(Website and app data records)
──────────
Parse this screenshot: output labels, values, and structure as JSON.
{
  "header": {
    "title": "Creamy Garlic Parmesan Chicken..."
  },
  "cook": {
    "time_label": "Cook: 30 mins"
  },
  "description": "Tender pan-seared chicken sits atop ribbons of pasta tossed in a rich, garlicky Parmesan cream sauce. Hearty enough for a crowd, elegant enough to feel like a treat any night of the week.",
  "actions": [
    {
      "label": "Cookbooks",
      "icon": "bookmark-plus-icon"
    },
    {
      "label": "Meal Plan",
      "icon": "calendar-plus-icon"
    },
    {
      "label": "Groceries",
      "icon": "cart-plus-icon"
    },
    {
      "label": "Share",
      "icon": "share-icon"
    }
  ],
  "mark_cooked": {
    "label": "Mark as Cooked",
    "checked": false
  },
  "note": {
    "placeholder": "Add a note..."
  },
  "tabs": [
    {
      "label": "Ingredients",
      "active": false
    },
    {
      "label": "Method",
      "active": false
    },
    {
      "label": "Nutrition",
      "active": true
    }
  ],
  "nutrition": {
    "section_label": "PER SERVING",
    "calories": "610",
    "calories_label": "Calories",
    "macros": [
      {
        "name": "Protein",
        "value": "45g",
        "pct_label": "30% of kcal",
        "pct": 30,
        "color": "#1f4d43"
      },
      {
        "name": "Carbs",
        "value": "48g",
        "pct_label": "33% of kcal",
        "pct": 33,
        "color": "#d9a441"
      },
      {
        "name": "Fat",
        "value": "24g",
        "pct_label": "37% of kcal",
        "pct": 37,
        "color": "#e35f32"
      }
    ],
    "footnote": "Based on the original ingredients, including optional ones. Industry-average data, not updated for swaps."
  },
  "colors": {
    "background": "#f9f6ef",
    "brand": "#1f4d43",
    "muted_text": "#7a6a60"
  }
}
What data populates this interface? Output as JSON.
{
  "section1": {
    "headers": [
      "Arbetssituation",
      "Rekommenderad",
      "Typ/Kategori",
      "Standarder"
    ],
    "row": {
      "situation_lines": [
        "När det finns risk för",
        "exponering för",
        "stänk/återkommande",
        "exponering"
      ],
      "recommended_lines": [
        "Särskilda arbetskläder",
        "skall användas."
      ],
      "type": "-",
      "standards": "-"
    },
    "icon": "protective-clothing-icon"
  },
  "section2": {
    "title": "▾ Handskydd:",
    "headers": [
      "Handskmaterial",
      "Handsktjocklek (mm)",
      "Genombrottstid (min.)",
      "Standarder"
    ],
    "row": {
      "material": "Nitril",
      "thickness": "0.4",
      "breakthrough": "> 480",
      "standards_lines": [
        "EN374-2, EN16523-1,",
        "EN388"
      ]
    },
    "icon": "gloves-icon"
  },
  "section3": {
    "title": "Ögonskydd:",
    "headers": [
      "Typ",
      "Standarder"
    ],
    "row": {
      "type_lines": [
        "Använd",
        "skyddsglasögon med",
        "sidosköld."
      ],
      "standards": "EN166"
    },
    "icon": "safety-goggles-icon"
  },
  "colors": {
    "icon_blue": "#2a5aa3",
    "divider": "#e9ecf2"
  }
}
──────────
[BRIEF] Would you transcribe the entries above exactly as they appear?

[TASK RESULT]
Parse this screenshot: output labels, values, and structure as JSON.
{
  "header": {
    "title": "Creamy Garlic Parmesan Chicken..."
  },
  "cook": {
    "time_label": "Cook: 30 mins"
  },
  "description": "Tender pan-seared chicken sits atop ribbons of pasta tossed in a rich, garlicky Parmesan cream sauce. Hearty enough for a crowd, elegant enough to feel like a treat any night of the week.",
  "actions": [
    {
      "label": "Cookbooks",
      "icon": "bookmark-plus-icon"
    },
    {
      "label": "Meal Plan",
      "icon": "calendar-plus-icon"
    },
    {
      "label": "Groceries",
      "icon": "cart-plus-icon"
    },
    {
      "label": "Share",
      "icon": "share-icon"
    }
  ],
  "mark_cooked": {
    "label": "Mark as Cooked",
    "checked": false
  },
  "note": {
    "placeholder": "Add a note..."
  },
  "tabs": [
    {
      "label": "Ingredients",
      "active": false
    },
    {
      "label": "Method",
      "active": false
    },
    {
      "label": "Nutrition",
      "active": true
    }
  ],
  "nutrition": {
    "section_label": "PER SERVING",
    "calories": "610",
    "calories_label": "Calories",
    "macros": [
      {
        "name": "Protein",
        "value": "45g",
        "pct_label": "30% of kcal",
        "pct": 30,
        "color": "#1f4d43"
      },
      {
        "name": "Carbs",
        "value": "48g",
        "pct_label": "33% of kcal",
        "pct": 33,
        "color": "#d9a441"
      },
      {
        "name": "Fat",
        "value": "24g",
        "pct_label": "37% of kcal",
        "pct": 37,
        "color": "#e35f32"
      }
    ],
    "footnote": "Based on the original ingredients, including optional ones. Industry-average data, not updated for swaps."
  },
  "colors": {
    "background": "#f9f6ef",
    "brand": "#1f4d43",
    "muted_text": "#7a6a60"
  }
}
What data populates this interface? Output as JSON.
{
  "section1": {
    "headers": [
      "Arbetssituation",
      "Rekommenderad",
      "Typ/Kategori",
      "Standarder"
    ],
    "row": {
      "situation_lines": [
        "När det finns risk för",
        "exponering för",
        "stänk/återkommande",
        "exponering"
      ],
      "recommended_lines": [
        "Särskilda arbetskläder",
        "skall användas."
      ],
      "type": "-",
      "standards": "-"
    },
    "icon": "protective-clothing-icon"
  },
  "section2": {
    "title": "▾ Handskydd:",
    "headers": [
      "Handskmaterial",
      "Handsktjocklek (mm)",
      "Genombrottstid (min.)",
      "Standarder"
    ],
    "row": {
      "material": "Nitril",
      "thickness": "0.4",
      "breakthrough": "> 480",
      "standards_lines": [
        "EN374-2, EN16523-1,",
        "EN388"
      ]
    },
    "icon": "gloves-icon"
  },
  "section3": {
    "title": "Ögonskydd:",
    "headers": [
      "Typ",
      "Standarder"
    ],
    "row": {
      "type_lines": [
        "Använd",
        "skyddsglasögon med",
        "sidosköld."
      ],
      "standards": "EN166"
    },
    "icon": "safety-goggles-icon"
  },
  "colors": {
    "icon_blue": "#2a5aa3",
    "divider": "#e9ecf2"
  }
}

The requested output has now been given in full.